→ **WHAT IS BEING ASKED**
An exact copy of the records is required, minus the pictures they hold.

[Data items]

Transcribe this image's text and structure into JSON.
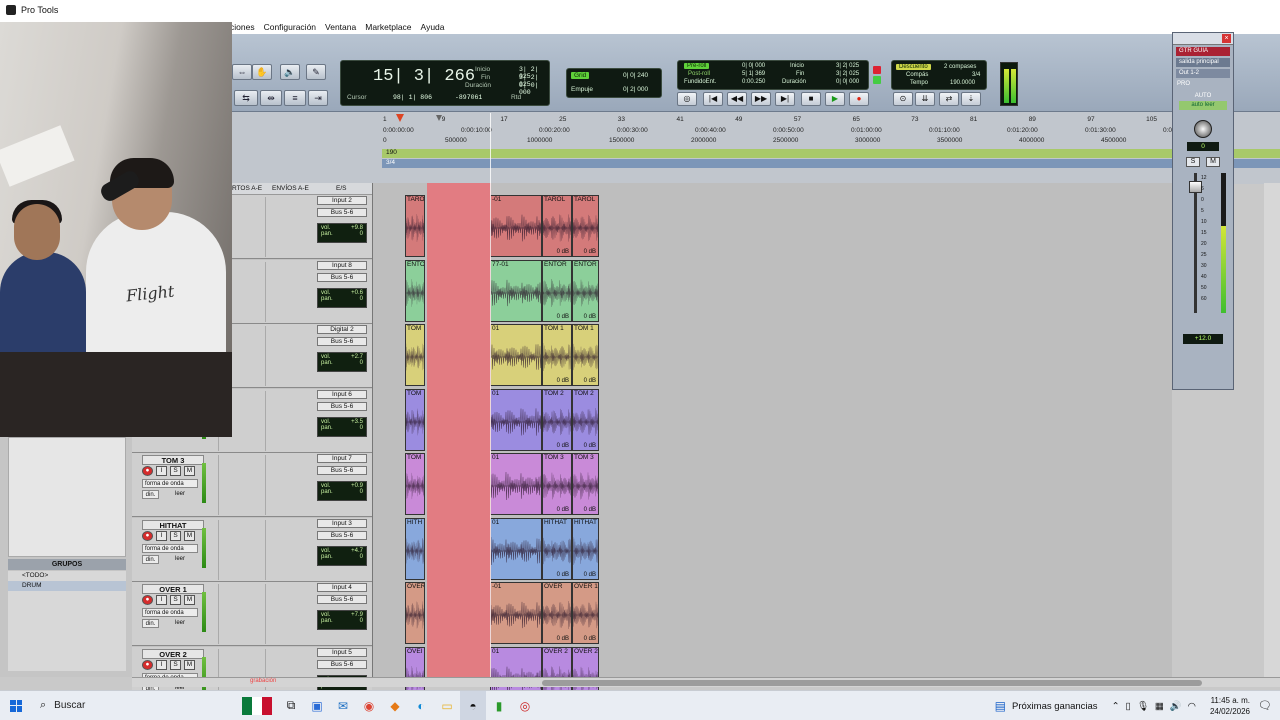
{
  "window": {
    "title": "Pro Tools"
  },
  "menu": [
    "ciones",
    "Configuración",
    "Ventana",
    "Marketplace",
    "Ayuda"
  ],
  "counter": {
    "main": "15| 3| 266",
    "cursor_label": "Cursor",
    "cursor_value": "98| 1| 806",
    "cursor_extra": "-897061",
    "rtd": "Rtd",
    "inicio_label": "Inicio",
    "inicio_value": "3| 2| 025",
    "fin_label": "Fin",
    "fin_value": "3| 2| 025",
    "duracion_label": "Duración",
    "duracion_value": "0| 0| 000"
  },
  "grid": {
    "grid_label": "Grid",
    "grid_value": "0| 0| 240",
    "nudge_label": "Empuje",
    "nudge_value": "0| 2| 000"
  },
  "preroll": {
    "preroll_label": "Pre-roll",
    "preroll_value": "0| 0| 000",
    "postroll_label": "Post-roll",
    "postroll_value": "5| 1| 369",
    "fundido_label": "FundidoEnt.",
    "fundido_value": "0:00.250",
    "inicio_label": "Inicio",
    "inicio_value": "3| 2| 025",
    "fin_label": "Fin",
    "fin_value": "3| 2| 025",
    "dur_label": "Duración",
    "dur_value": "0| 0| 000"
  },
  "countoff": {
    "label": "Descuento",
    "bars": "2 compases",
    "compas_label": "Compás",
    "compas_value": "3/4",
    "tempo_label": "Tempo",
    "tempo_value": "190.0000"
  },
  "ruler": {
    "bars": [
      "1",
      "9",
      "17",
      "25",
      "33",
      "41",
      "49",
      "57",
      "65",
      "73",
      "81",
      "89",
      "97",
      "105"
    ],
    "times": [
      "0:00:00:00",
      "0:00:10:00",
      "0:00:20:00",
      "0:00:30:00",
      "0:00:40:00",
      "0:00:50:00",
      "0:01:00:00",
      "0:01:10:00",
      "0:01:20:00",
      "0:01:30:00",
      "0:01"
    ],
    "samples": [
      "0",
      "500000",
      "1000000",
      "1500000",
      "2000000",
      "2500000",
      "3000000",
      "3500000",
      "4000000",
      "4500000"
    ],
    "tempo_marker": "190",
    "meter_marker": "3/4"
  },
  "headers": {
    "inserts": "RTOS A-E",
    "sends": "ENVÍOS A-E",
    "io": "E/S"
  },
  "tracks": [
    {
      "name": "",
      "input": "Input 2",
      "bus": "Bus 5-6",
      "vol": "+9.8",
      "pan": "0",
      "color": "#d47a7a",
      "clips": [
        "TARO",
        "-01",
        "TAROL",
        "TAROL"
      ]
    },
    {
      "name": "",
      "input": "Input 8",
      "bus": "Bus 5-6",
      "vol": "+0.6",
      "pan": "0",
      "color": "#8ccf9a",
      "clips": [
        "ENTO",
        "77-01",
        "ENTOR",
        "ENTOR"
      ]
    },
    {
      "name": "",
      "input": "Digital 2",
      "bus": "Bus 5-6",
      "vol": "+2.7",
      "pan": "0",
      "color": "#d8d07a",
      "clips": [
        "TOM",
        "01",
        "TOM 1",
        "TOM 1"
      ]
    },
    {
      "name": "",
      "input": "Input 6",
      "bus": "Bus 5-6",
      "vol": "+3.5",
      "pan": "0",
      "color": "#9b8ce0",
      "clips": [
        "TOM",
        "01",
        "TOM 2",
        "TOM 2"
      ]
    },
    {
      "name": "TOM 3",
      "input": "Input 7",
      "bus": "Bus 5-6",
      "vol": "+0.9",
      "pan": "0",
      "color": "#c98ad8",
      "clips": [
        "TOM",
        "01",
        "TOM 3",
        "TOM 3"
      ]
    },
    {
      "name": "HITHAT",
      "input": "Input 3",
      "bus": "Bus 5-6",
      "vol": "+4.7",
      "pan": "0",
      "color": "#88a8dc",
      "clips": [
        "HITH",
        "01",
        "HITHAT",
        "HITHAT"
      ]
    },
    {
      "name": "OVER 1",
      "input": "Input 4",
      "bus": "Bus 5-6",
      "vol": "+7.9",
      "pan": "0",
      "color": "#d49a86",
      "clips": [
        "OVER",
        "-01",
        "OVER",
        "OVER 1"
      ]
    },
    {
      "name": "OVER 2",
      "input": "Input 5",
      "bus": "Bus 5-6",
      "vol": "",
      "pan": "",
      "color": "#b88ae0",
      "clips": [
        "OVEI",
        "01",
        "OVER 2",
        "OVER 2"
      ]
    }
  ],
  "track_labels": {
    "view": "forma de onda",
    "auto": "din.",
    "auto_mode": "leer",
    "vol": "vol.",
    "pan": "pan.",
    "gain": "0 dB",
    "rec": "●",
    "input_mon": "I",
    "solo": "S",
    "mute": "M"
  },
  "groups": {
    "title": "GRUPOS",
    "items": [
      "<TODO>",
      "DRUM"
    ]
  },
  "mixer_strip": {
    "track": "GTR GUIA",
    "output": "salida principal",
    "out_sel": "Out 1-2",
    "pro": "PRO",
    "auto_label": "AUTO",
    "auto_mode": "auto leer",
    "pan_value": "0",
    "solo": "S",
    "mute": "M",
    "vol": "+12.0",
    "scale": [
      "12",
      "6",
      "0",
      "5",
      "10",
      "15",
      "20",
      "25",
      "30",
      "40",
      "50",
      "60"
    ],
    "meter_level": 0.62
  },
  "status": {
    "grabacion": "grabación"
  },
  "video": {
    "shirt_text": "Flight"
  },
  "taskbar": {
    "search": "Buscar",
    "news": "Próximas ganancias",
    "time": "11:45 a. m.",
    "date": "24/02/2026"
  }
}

→ **COMPLETED EXERCISE**
Transcribe this image's text and structure into JSON.
{
  "window": {
    "title": "Pro Tools"
  },
  "menu": [
    "ciones",
    "Configuración",
    "Ventana",
    "Marketplace",
    "Ayuda"
  ],
  "counter": {
    "main": "15| 3| 266",
    "cursor_label": "Cursor",
    "cursor_value": "98| 1| 806",
    "cursor_extra": "-897061",
    "rtd": "Rtd",
    "inicio_label": "Inicio",
    "inicio_value": "3| 2| 025",
    "fin_label": "Fin",
    "fin_value": "3| 2| 025",
    "duracion_label": "Duración",
    "duracion_value": "0| 0| 000"
  },
  "grid": {
    "grid_label": "Grid",
    "grid_value": "0| 0| 240",
    "nudge_label": "Empuje",
    "nudge_value": "0| 2| 000"
  },
  "preroll": {
    "preroll_label": "Pre-roll",
    "preroll_value": "0| 0| 000",
    "postroll_label": "Post-roll",
    "postroll_value": "5| 1| 369",
    "fundido_label": "FundidoEnt.",
    "fundido_value": "0:00.250",
    "inicio_label": "Inicio",
    "inicio_value": "3| 2| 025",
    "fin_label": "Fin",
    "fin_value": "3| 2| 025",
    "dur_label": "Duración",
    "dur_value": "0| 0| 000"
  },
  "countoff": {
    "label": "Descuento",
    "bars": "2 compases",
    "compas_label": "Compás",
    "compas_value": "3/4",
    "tempo_label": "Tempo",
    "tempo_value": "190.0000"
  },
  "ruler": {
    "bars": [
      "1",
      "9",
      "17",
      "25",
      "33",
      "41",
      "49",
      "57",
      "65",
      "73",
      "81",
      "89",
      "97",
      "105"
    ],
    "times": [
      "0:00:00:00",
      "0:00:10:00",
      "0:00:20:00",
      "0:00:30:00",
      "0:00:40:00",
      "0:00:50:00",
      "0:01:00:00",
      "0:01:10:00",
      "0:01:20:00",
      "0:01:30:00",
      "0:01"
    ],
    "samples": [
      "0",
      "500000",
      "1000000",
      "1500000",
      "2000000",
      "2500000",
      "3000000",
      "3500000",
      "4000000",
      "4500000"
    ],
    "tempo_marker": "190",
    "meter_marker": "3/4"
  },
  "headers": {
    "inserts": "RTOS A-E",
    "sends": "ENVÍOS A-E",
    "io": "E/S"
  },
  "tracks": [
    {
      "name": "",
      "input": "Input 2",
      "bus": "Bus 5-6",
      "vol": "+9.8",
      "pan": "0",
      "color": "#d47a7a",
      "clips": [
        "TARO",
        "-01",
        "TAROL",
        "TAROL"
      ]
    },
    {
      "name": "",
      "input": "Input 8",
      "bus": "Bus 5-6",
      "vol": "+0.6",
      "pan": "0",
      "color": "#8ccf9a",
      "clips": [
        "ENTO",
        "77-01",
        "ENTOR",
        "ENTOR"
      ]
    },
    {
      "name": "",
      "input": "Digital 2",
      "bus": "Bus 5-6",
      "vol": "+2.7",
      "pan": "0",
      "color": "#d8d07a",
      "clips": [
        "TOM",
        "01",
        "TOM 1",
        "TOM 1"
      ]
    },
    {
      "name": "",
      "input": "Input 6",
      "bus": "Bus 5-6",
      "vol": "+3.5",
      "pan": "0",
      "color": "#9b8ce0",
      "clips": [
        "TOM",
        "01",
        "TOM 2",
        "TOM 2"
      ]
    },
    {
      "name": "TOM 3",
      "input": "Input 7",
      "bus": "Bus 5-6",
      "vol": "+0.9",
      "pan": "0",
      "color": "#c98ad8",
      "clips": [
        "TOM",
        "01",
        "TOM 3",
        "TOM 3"
      ]
    },
    {
      "name": "HITHAT",
      "input": "Input 3",
      "bus": "Bus 5-6",
      "vol": "+4.7",
      "pan": "0",
      "color": "#88a8dc",
      "clips": [
        "HITH",
        "01",
        "HITHAT",
        "HITHAT"
      ]
    },
    {
      "name": "OVER 1",
      "input": "Input 4",
      "bus": "Bus 5-6",
      "vol": "+7.9",
      "pan": "0",
      "color": "#d49a86",
      "clips": [
        "OVER",
        "-01",
        "OVER",
        "OVER 1"
      ]
    },
    {
      "name": "OVER 2",
      "input": "Input 5",
      "bus": "Bus 5-6",
      "vol": "",
      "pan": "",
      "color": "#b88ae0",
      "clips": [
        "OVEI",
        "01",
        "OVER 2",
        "OVER 2"
      ]
    }
  ],
  "track_labels": {
    "view": "forma de onda",
    "auto": "din.",
    "auto_mode": "leer",
    "vol": "vol.",
    "pan": "pan.",
    "gain": "0 dB",
    "rec": "●",
    "input_mon": "I",
    "solo": "S",
    "mute": "M"
  },
  "groups": {
    "title": "GRUPOS",
    "items": [
      "<TODO>",
      "DRUM"
    ]
  },
  "mixer_strip": {
    "track": "GTR GUIA",
    "output": "salida principal",
    "out_sel": "Out 1-2",
    "pro": "PRO",
    "auto_label": "AUTO",
    "auto_mode": "auto leer",
    "pan_value": "0",
    "solo": "S",
    "mute": "M",
    "vol": "+12.0",
    "scale": [
      "12",
      "6",
      "0",
      "5",
      "10",
      "15",
      "20",
      "25",
      "30",
      "40",
      "50",
      "60"
    ],
    "meter_level": 0.62
  },
  "status": {
    "grabacion": "grabación"
  },
  "video": {
    "shirt_text": "Flight"
  },
  "taskbar": {
    "search": "Buscar",
    "news": "Próximas ganancias",
    "time": "11:45 a. m.",
    "date": "24/02/2026"
  }
}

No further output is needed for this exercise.